**Set problem**
Repeat the records word for word, excluding any picture.

**Rows**
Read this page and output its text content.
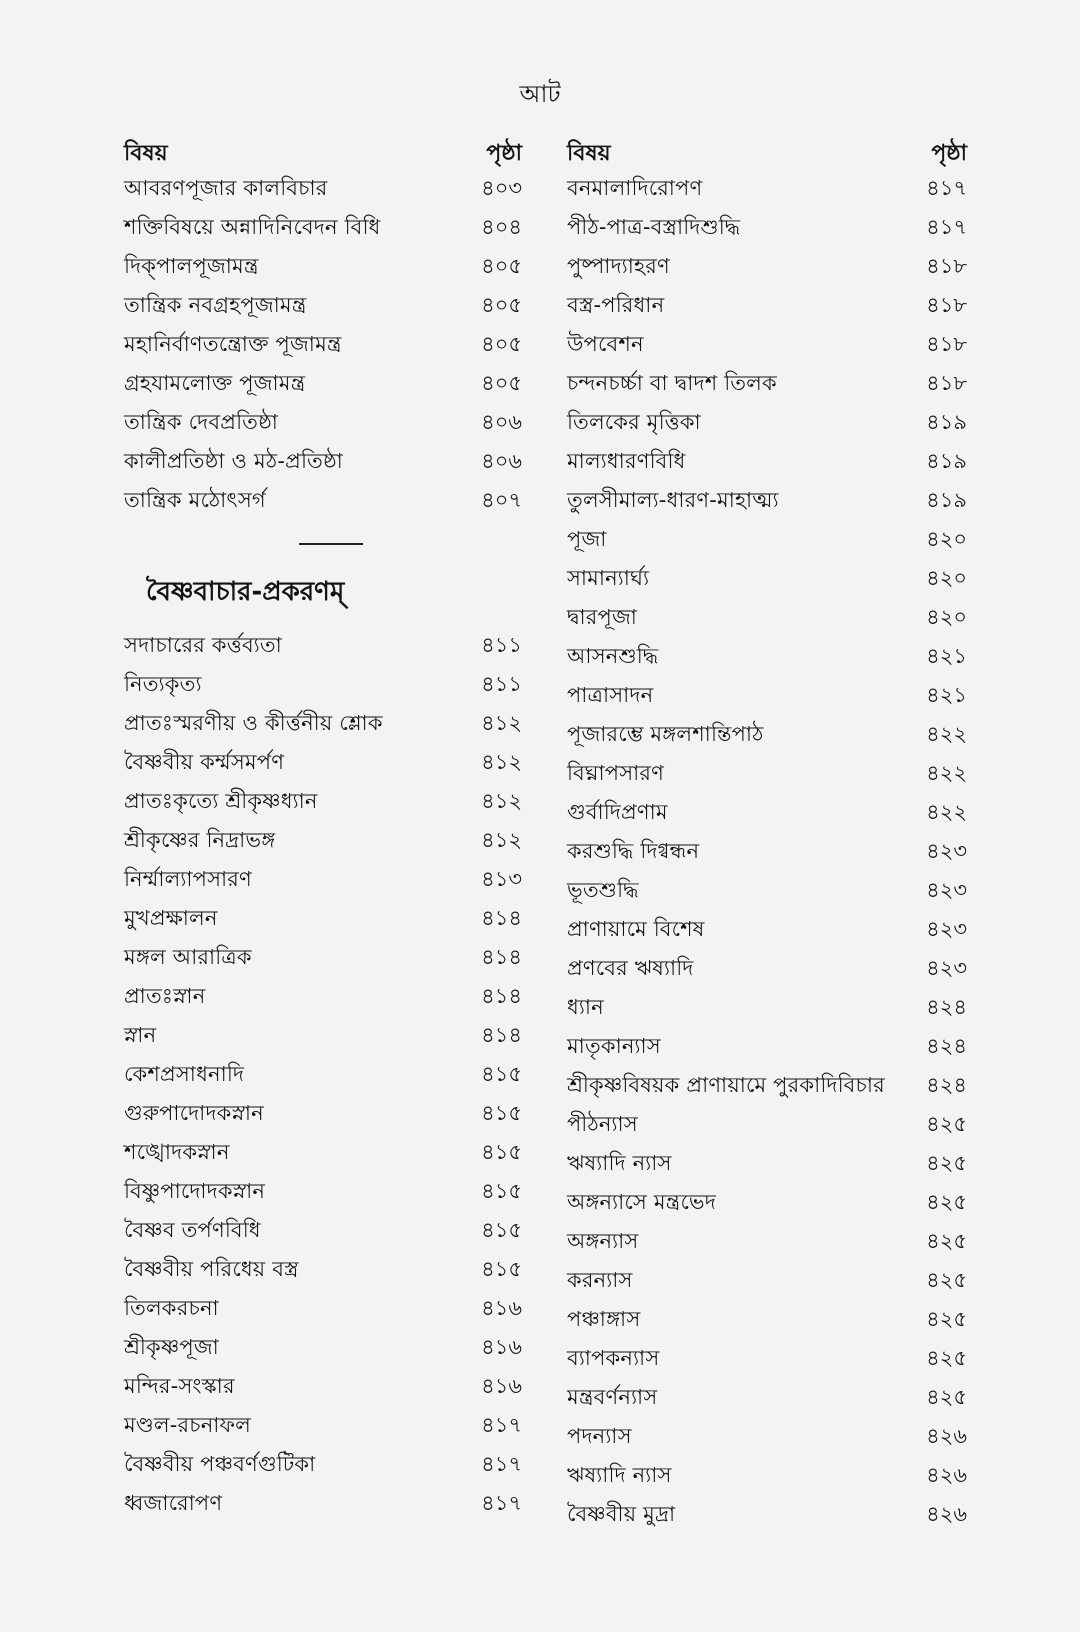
আট
বিষয়	পৃষ্ঠা
আবরণপূজার কালবিচার	৪০৩
শক্তিবিষয়ে অন্নাদিনিবেদন বিধি	৪০৪
দিক্‌পালপূজামন্ত্র	৪০৫
তান্ত্রিক নবগ্রহপূজামন্ত্র	৪০৫
মহানির্বাণতন্ত্রোক্ত পূজামন্ত্র	৪০৫
গ্রহযামলোক্ত পূজামন্ত্র	৪০৫
তান্ত্রিক দেবপ্রতিষ্ঠা	৪০৬
কালীপ্রতিষ্ঠা ও মঠ-প্রতিষ্ঠা	৪০৬
তান্ত্রিক মঠোৎসর্গ	৪০৭
বৈষ্ণবাচার-প্রকরণম্‌
সদাচারের কর্ত্তব্যতা	৪১১
নিত্যকৃত্য	৪১১
প্রাতঃস্মরণীয় ও কীর্ত্তনীয় শ্লোক	৪১২
বৈষ্ণবীয় কর্ম্মসমর্পণ	৪১২
প্রাতঃকৃত্যে শ্রীকৃষ্ণধ্যান	৪১২
শ্রীকৃষ্ণের নিদ্রাভঙ্গ	৪১২
নির্ম্মাল্যাপসারণ	৪১৩
মুখপ্রক্ষালন	৪১৪
মঙ্গল আরাত্রিক	৪১৪
প্রাতঃস্নান	৪১৪
স্নান	৪১৪
কেশপ্রসাধনাদি	৪১৫
গুরুপাদোদকস্নান	৪১৫
শঙ্খোদকস্নান	৪১৫
বিষ্ণুপাদোদকস্নান	৪১৫
বৈষ্ণব তর্পণবিধি	৪১৫
বৈষ্ণবীয় পরিধেয় বস্ত্র	৪১৫
তিলকরচনা	৪১৬
শ্রীকৃষ্ণপূজা	৪১৬
মন্দির-সংস্কার	৪১৬
মণ্ডল-রচনাফল	৪১৭
বৈষ্ণবীয় পঞ্চবর্ণগুটিকা	৪১৭
ধ্বজারোপণ	৪১৭
বিষয়	পৃষ্ঠা
বনমালাদিরোপণ	৪১৭
পীঠ-পাত্র-বস্ত্রাদিশুদ্ধি	৪১৭
পুষ্পাদ্যাহরণ	৪১৮
বস্ত্র-পরিধান	৪১৮
উপবেশন	৪১৮
চন্দনচর্চ্চা বা দ্বাদশ তিলক	৪১৮
তিলকের মৃত্তিকা	৪১৯
মাল্যধারণবিধি	৪১৯
তুলসীমাল্য-ধারণ-মাহাত্ম্য	৪১৯
পূজা	৪২০
সামান্যার্ঘ্য	৪২০
দ্বারপূজা	৪২০
আসনশুদ্ধি	৪২১
পাত্রাসাদন	৪২১
পূজারম্ভে মঙ্গলশান্তিপাঠ	৪২২
বিঘ্নাপসারণ	৪২২
গুর্বাদিপ্রণাম	৪২২
করশুদ্ধি দিগ্বন্ধন	৪২৩
ভূতশুদ্ধি	৪২৩
প্রাণায়ামে বিশেষ	৪২৩
প্রণবের ঋষ্যাদি	৪২৩
ধ্যান	৪২৪
মাতৃকান্যাস	৪২৪
শ্রীকৃষ্ণবিষয়ক প্রাণায়ামে পুরকাদিবিচার ৪২৪
পীঠন্যাস	৪২৫
ঋষ্যাদি ন্যাস	৪২৫
অঙ্গন্যাসে মন্ত্রভেদ	৪২৫
অঙ্গন্যাস	৪২৫
করন্যাস	৪২৫
পঞ্চাঙ্গাস	৪২৫
ব্যাপকন্যাস	৪২৫
মন্ত্রবর্ণন্যাস	৪২৫
পদন্যাস	৪২৬
ঋষ্যাদি ন্যাস	৪২৬
বৈষ্ণবীয় মুদ্রা	৪২৬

**Exercise answer**
Read this page and output its text content.
আট
বিষয়	পৃষ্ঠা
আবরণপূজার কালবিচার	৪০৩
শক্তিবিষয়ে অন্নাদিনিবেদন বিধি	৪০৪
দিক্‌পালপূজামন্ত্র	৪০৫
তান্ত্রিক নবগ্রহপূজামন্ত্র	৪০৫
মহানির্বাণতন্ত্রোক্ত পূজামন্ত্র	৪০৫
গ্রহযামলোক্ত পূজামন্ত্র	৪০৫
তান্ত্রিক দেবপ্রতিষ্ঠা	৪০৬
কালীপ্রতিষ্ঠা ও মঠ-প্রতিষ্ঠা	৪০৬
তান্ত্রিক মঠোৎসর্গ	৪০৭
বৈষ্ণবাচার-প্রকরণম্‌
সদাচারের কর্ত্তব্যতা	৪১১
নিত্যকৃত্য	৪১১
প্রাতঃস্মরণীয় ও কীর্ত্তনীয় শ্লোক	৪১২
বৈষ্ণবীয় কর্ম্মসমর্পণ	৪১২
প্রাতঃকৃত্যে শ্রীকৃষ্ণধ্যান	৪১২
শ্রীকৃষ্ণের নিদ্রাভঙ্গ	৪১২
নির্ম্মাল্যাপসারণ	৪১৩
মুখপ্রক্ষালন	৪১৪
মঙ্গল আরাত্রিক	৪১৪
প্রাতঃস্নান	৪১৪
স্নান	৪১৪
কেশপ্রসাধনাদি	৪১৫
গুরুপাদোদকস্নান	৪১৫
শঙ্খোদকস্নান	৪১৫
বিষ্ণুপাদোদকস্নান	৪১৫
বৈষ্ণব তর্পণবিধি	৪১৫
বৈষ্ণবীয় পরিধেয় বস্ত্র	৪১৫
তিলকরচনা	৪১৬
শ্রীকৃষ্ণপূজা	৪১৬
মন্দির-সংস্কার	৪১৬
মণ্ডল-রচনাফল	৪১৭
বৈষ্ণবীয় পঞ্চবর্ণগুটিকা	৪১৭
ধ্বজারোপণ	৪১৭
বিষয়	পৃষ্ঠা
বনমালাদিরোপণ	৪১৭
পীঠ-পাত্র-বস্ত্রাদিশুদ্ধি	৪১৭
পুষ্পাদ্যাহরণ	৪১৮
বস্ত্র-পরিধান	৪১৮
উপবেশন	৪১৮
চন্দনচর্চ্চা বা দ্বাদশ তিলক	৪১৮
তিলকের মৃত্তিকা	৪১৯
মাল্যধারণবিধি	৪১৯
তুলসীমাল্য-ধারণ-মাহাত্ম্য	৪১৯
পূজা	৪২০
সামান্যার্ঘ্য	৪২০
দ্বারপূজা	৪২০
আসনশুদ্ধি	৪২১
পাত্রাসাদন	৪২১
পূজারম্ভে মঙ্গলশান্তিপাঠ	৪২২
বিঘ্নাপসারণ	৪২২
গুর্বাদিপ্রণাম	৪২২
করশুদ্ধি দিগ্বন্ধন	৪২৩
ভূতশুদ্ধি	৪২৩
প্রাণায়ামে বিশেষ	৪২৩
প্রণবের ঋষ্যাদি	৪২৩
ধ্যান	৪২৪
মাতৃকান্যাস	৪২৪
শ্রীকৃষ্ণবিষয়ক প্রাণায়ামে পুরকাদিবিচার ৪২৪
পীঠন্যাস	৪২৫
ঋষ্যাদি ন্যাস	৪২৫
অঙ্গন্যাসে মন্ত্রভেদ	৪২৫
অঙ্গন্যাস	৪২৫
করন্যাস	৪২৫
পঞ্চাঙ্গাস	৪২৫
ব্যাপকন্যাস	৪২৫
মন্ত্রবর্ণন্যাস	৪২৫
পদন্যাস	৪২৬
ঋষ্যাদি ন্যাস	৪২৬
বৈষ্ণবীয় মুদ্রা	৪২৬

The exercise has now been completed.